(What the task requires): Gather every line below where "mình" appears.

(Stored rows):
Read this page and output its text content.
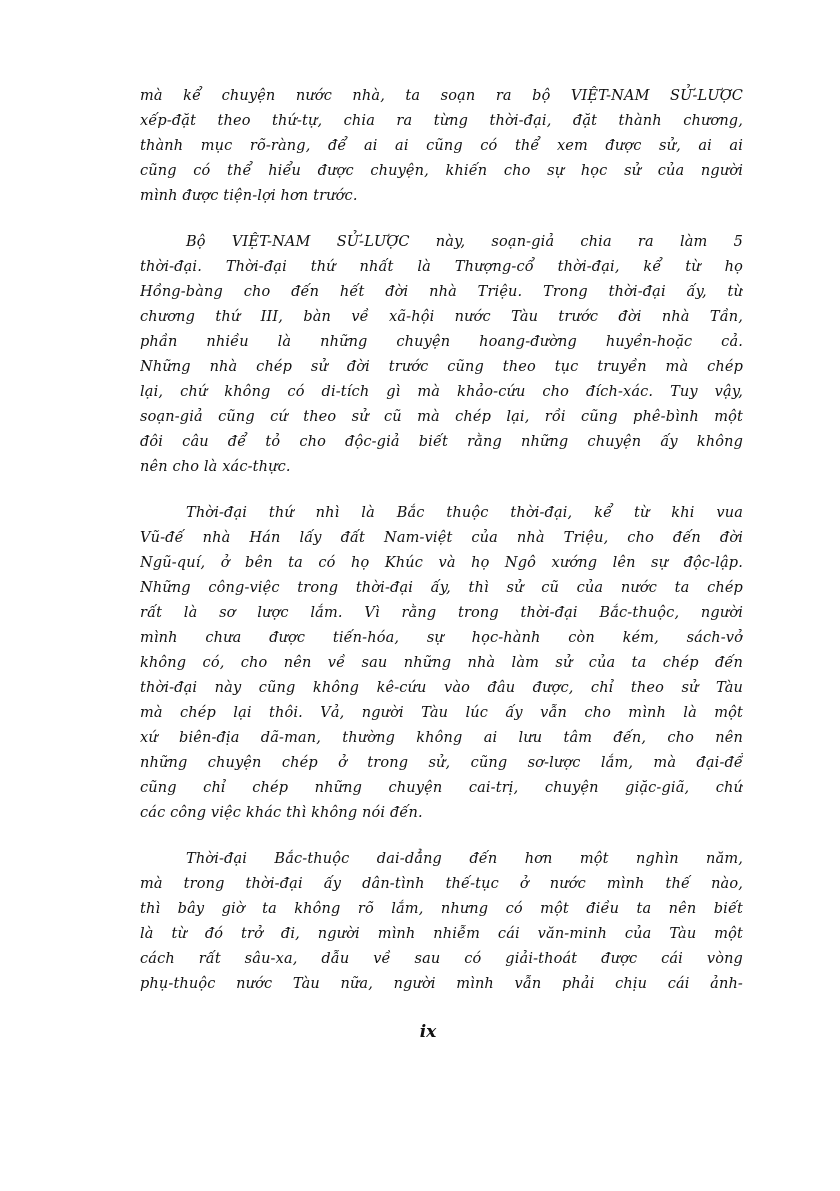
mà kể chuyện nước nhà, ta soạn ra bộ VIỆT-NAM SỬ-LƯỢC
xếp-đặt theo thứ-tự, chia ra từng thời-đại, đặt thành chương,
thành mục rõ-ràng, để ai ai cũng có thể xem được sử, ai ai
cũng có thể hiểu được chuyện, khiến cho sự học sử của người
mình được tiện-lợi hơn trước.
Bộ VIỆT-NAM SỬ-LƯỢC này, soạn-giả chia ra làm 5
thời-đại. Thời-đại thứ nhất là Thượng-cổ thời-đại, kể từ họ
Hồng-bàng cho đến hết đời nhà Triệu. Trong thời-đại ấy, từ
chương thứ III, bàn về xã-hội nước Tàu trước đời nhà Tần,
phần nhiều là những chuyện hoang-đường huyền-hoặc cả.
Những nhà chép sử đời trước cũng theo tục truyền mà chép
lại, chứ không có di-tích gì mà khảo-cứu cho đích-xác. Tuy vậy,
soạn-giả cũng cứ theo sử cũ mà chép lại, rồi cũng phê-bình một
đôi câu để tỏ cho độc-giả biết rằng những chuyện ấy không
nên cho là xác-thực.
Thời-đại thứ nhì là Bắc thuộc thời-đại, kể từ khi vua
Vũ-đế nhà Hán lấy đất Nam-việt của nhà Triệu, cho đến đời
Ngũ-quí, ở bên ta có họ Khúc và họ Ngô xướng lên sự độc-lập.
Những công-việc trong thời-đại ấy, thì sử cũ của nước ta chép
rất là sơ lược lắm. Vì rằng trong thời-đại Bắc-thuộc, người
mình chưa được tiến-hóa, sự học-hành còn kém, sách-vở
không có, cho nên về sau những nhà làm sử của ta chép đến
thời-đại này cũng không kê-cứu vào đâu được, chỉ theo sử Tàu
mà chép lại thôi. Vả, người Tàu lúc ấy vẫn cho mình là một
xứ biên-địa dã-man, thường không ai lưu tâm đến, cho nên
những chuyện chép ở trong sử, cũng sơ-lược lắm, mà đại-để
cũng chỉ chép những chuyện cai-trị, chuyện giặc-giã, chứ
các công việc khác thì không nói đến.
Thời-đại Bắc-thuộc dai-dẳng đến hơn một nghìn năm,
mà trong thời-đại ấy dân-tình thế-tục ở nước mình thế nào,
thì bây giờ ta không rõ lắm, nhưng có một điều ta nên biết
là từ đó trở đi, người mình nhiễm cái văn-minh của Tàu một
cách rất sâu-xa, dẫu về sau có giải-thoát được cái vòng
phụ-thuộc nước Tàu nữa, người mình vẫn phải chịu cái ảnh-
ix
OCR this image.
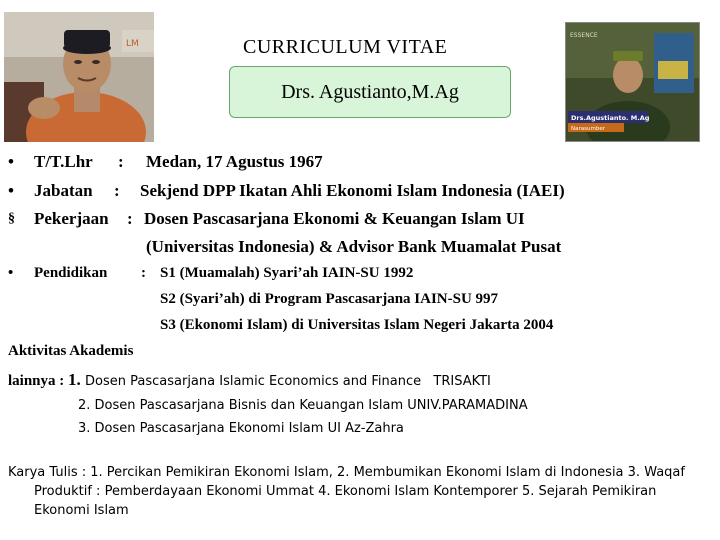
LM	CURRICULUM VITAE
Drs. Agustianto,M.Ag
ESSENCE
Drs.Agustianto. M.Ag
Narasumber
• T/T.Lhr : Medan, 17 Agustus 1967
• Jabatan : Sekjend DPP Ikatan Ahli Ekonomi Islam Indonesia (IAEI)
§ Pekerjaan : Dosen Pascasarjana Ekonomi & Keuangan Islam UI
(Universitas Indonesia) & Advisor Bank Muamalat Pusat
• Pendidikan : S1 (Muamalah) Syari’ah IAIN-SU 1992
S2 (Syari’ah) di Program Pascasarjana IAIN-SU 997
S3 (Ekonomi Islam) di Universitas Islam Negeri Jakarta 2004
Aktivitas Akademis
lainnya : 1. Dosen Pascasarjana Islamic Economics and Finance TRISAKTI
2. Dosen Pascasarjana Bisnis dan Keuangan Islam UNIV.PARAMADINA
3. Dosen Pascasarjana Ekonomi Islam UI Az-Zahra
Karya Tulis : 1. Percikan Pemikiran Ekonomi Islam, 2. Membumikan Ekonomi Islam di Indonesia 3. Waqaf Produktif : Pemberdayaan Ekonomi Ummat 4. Ekonomi Islam Kontemporer 5. Sejarah Pemikiran Ekonomi Islam
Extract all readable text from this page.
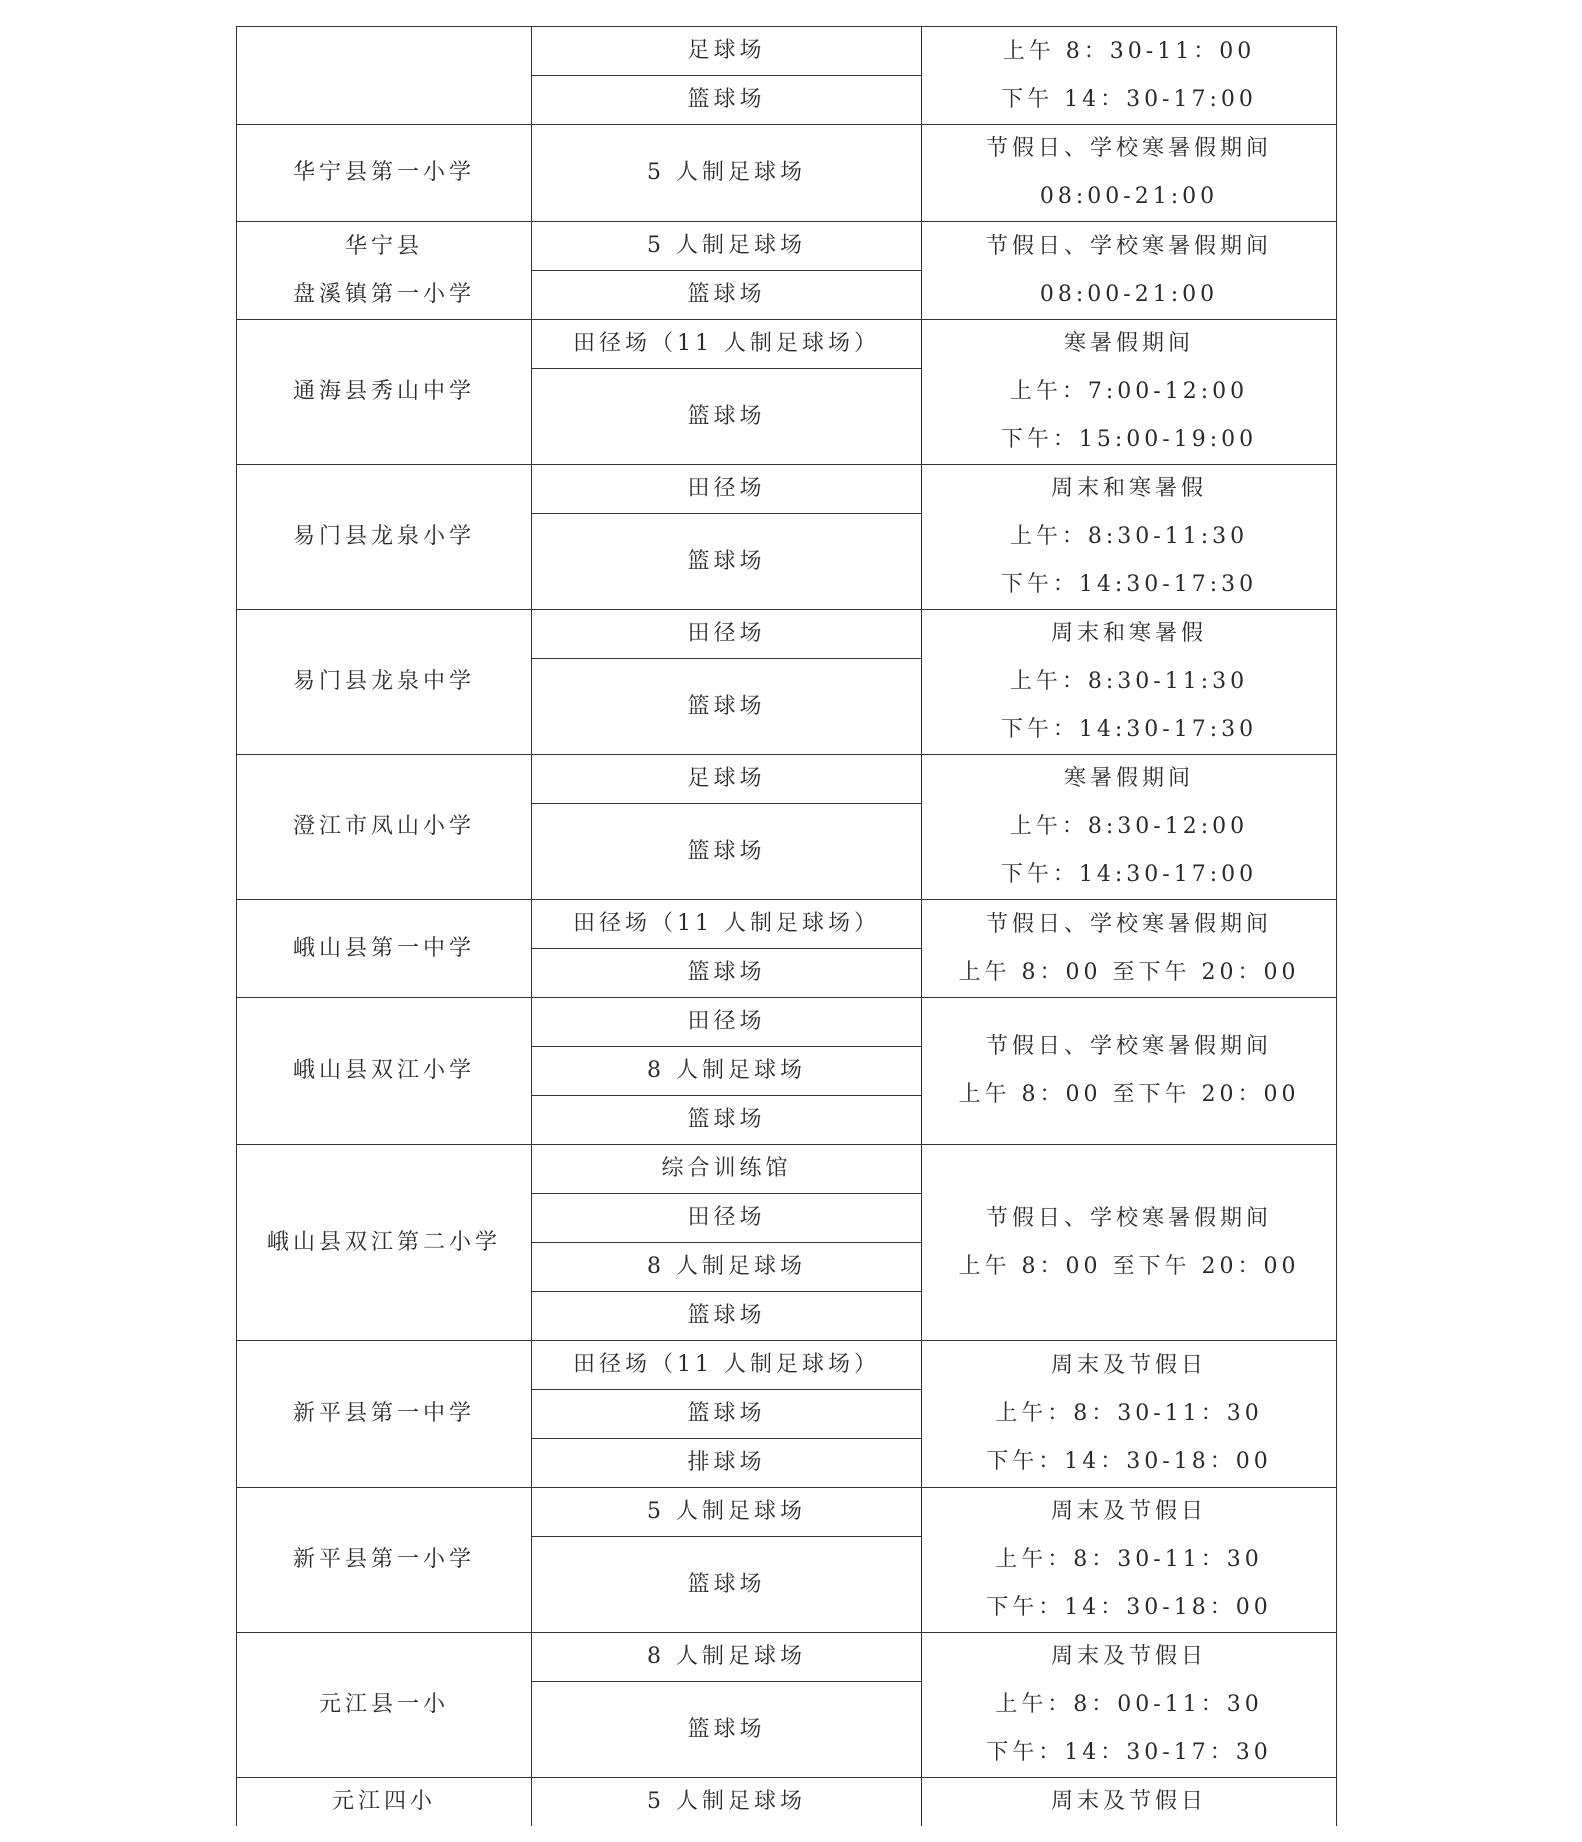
	足球场	上午 8：30-11：00
下午 14：30-17:00

	篮球场	

华宁县第一小学	5 人制足球场	节假日、学校寒暑假期间
08:00-21:00

华宁县
盘溪镇第一小学	5 人制足球场	节假日、学校寒暑假期间
08:00-21:00

	篮球场	

通海县秀山中学	田径场（11 人制足球场）	寒暑假期间
上午：7:00-12:00
下午：15:00-19:00

	篮球场	

易门县龙泉小学	田径场	周末和寒暑假
上午：8:30-11:30
下午：14:30-17:30

	篮球场	

易门县龙泉中学	田径场	周末和寒暑假
上午：8:30-11:30
下午：14:30-17:30

	篮球场	

澄江市凤山小学	足球场	寒暑假期间
上午：8:30-12:00
下午：14:30-17:00

	篮球场	

峨山县第一中学	田径场（11 人制足球场）	节假日、学校寒暑假期间
上午 8：00 至下午 20：00

	篮球场	

峨山县双江小学	田径场	节假日、学校寒暑假期间
上午 8：00 至下午 20：00

	8 人制足球场	
	篮球场	

峨山县双江第二小学	综合训练馆	节假日、学校寒暑假期间
上午 8：00 至下午 20：00

	田径场	
	8 人制足球场	
	篮球场	

新平县第一中学	田径场（11 人制足球场）	周末及节假日
上午：8：30-11：30
下午：14：30-18：00

	篮球场	
	排球场	

新平县第一小学	5 人制足球场	周末及节假日
上午：8：30-11：30
下午：14：30-18：00

	篮球场	

元江县一小	8 人制足球场	周末及节假日
上午：8：00-11：30
下午：14：30-17：30

	篮球场	

元江四小	5 人制足球场	周末及节假日
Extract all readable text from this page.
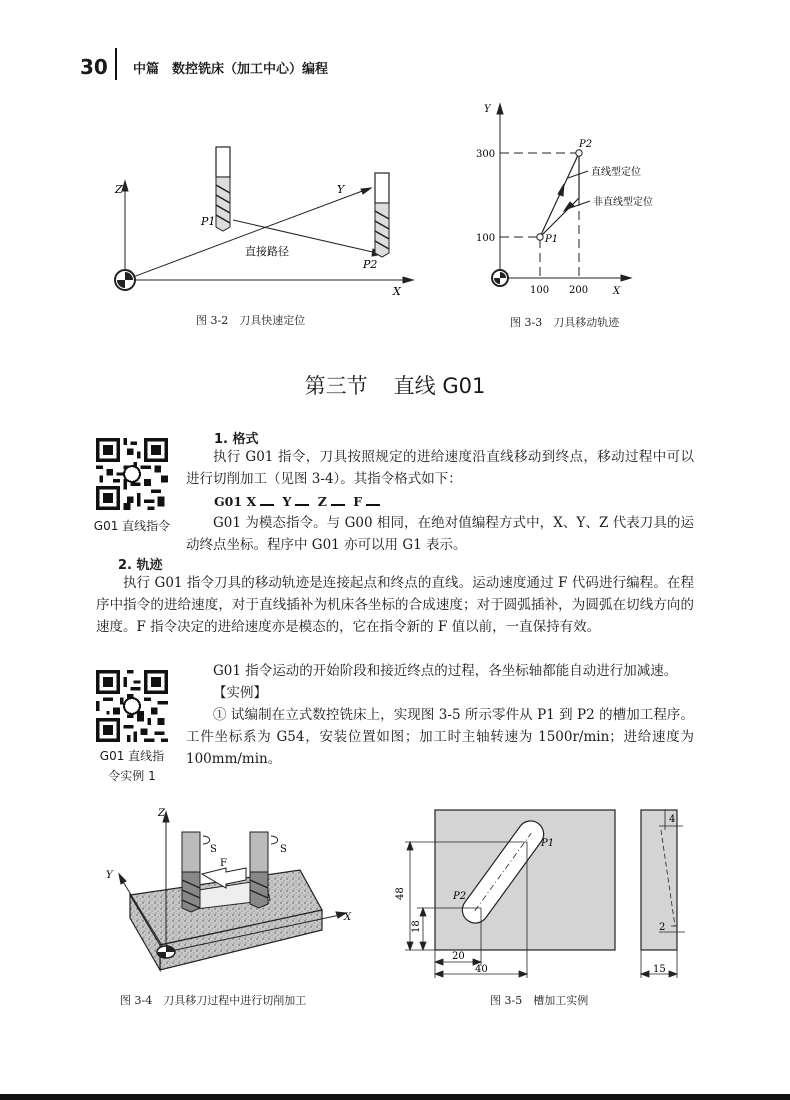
30 中篇　数控铣床（加工中心）编程
Z	Y
X
P1
P2
直接路径
图 3-2　刀具快速定位
Y
X
300
100
100 200
P1
P2
直线型定位
非直线型定位
图 3-3　刀具移动轨迹
第三节 直线 G01
G01 直线指令
1. 格式

执行 G01 指令，刀具按照规定的进给速度沿直线移动到终点，移动过程中可以进行切削加工（见图 3-4）。其指令格式如下：

G01 X Y Z F

G01 为模态指令。与 G00 相同，在绝对值编程方式中，X、Y、Z 代表刀具的运动终点坐标。程序中 G01 亦可以用 G1 表示。

2. 轨迹

执行 G01 指令刀具的移动轨迹是连接起点和终点的直线。运动速度通过 F 代码进行编程。在程序中指令的进给速度，对于直线插补为机床各坐标的合成速度；对于圆弧插补，为圆弧在切线方向的速度。F 指令决定的进给速度亦是模态的，它在指令新的 F 值以前，一直保持有效。

G01 直线指
令实例 1

G01 指令运动的开始阶段和接近终点的过程，各坐标轴都能自动进行加减速。

【实例】

① 试编制在立式数控铣床上，实现图 3-5 所示零件从 P1 到 P2 的槽加工程序。工件坐标系为 G54，安装位置如图；加工时主轴转速为 1500r/min；进给速度为 100mm/min。

Z
Y
X
S	S
F
图 3-4　刀具移刀过程中进行切削加工
P1
P2
48
18
20
40
4
2
15
图 3-5　槽加工实例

(Finished task):
mình được tiện-lợi hơn trước.
mình chưa được tiến-hóa, sự học-hành còn kém, sách-vở
mà chép lại thôi. Vả, người Tàu lúc ấy vẫn cho mình là một
mà trong thời-đại ấy dân-tình thế-tục ở nước mình thế nào,
là từ đó trở đi, người mình nhiễm cái văn-minh của Tàu một
phụ-thuộc nước Tàu nữa, người mình vẫn phải chịu cái ảnh-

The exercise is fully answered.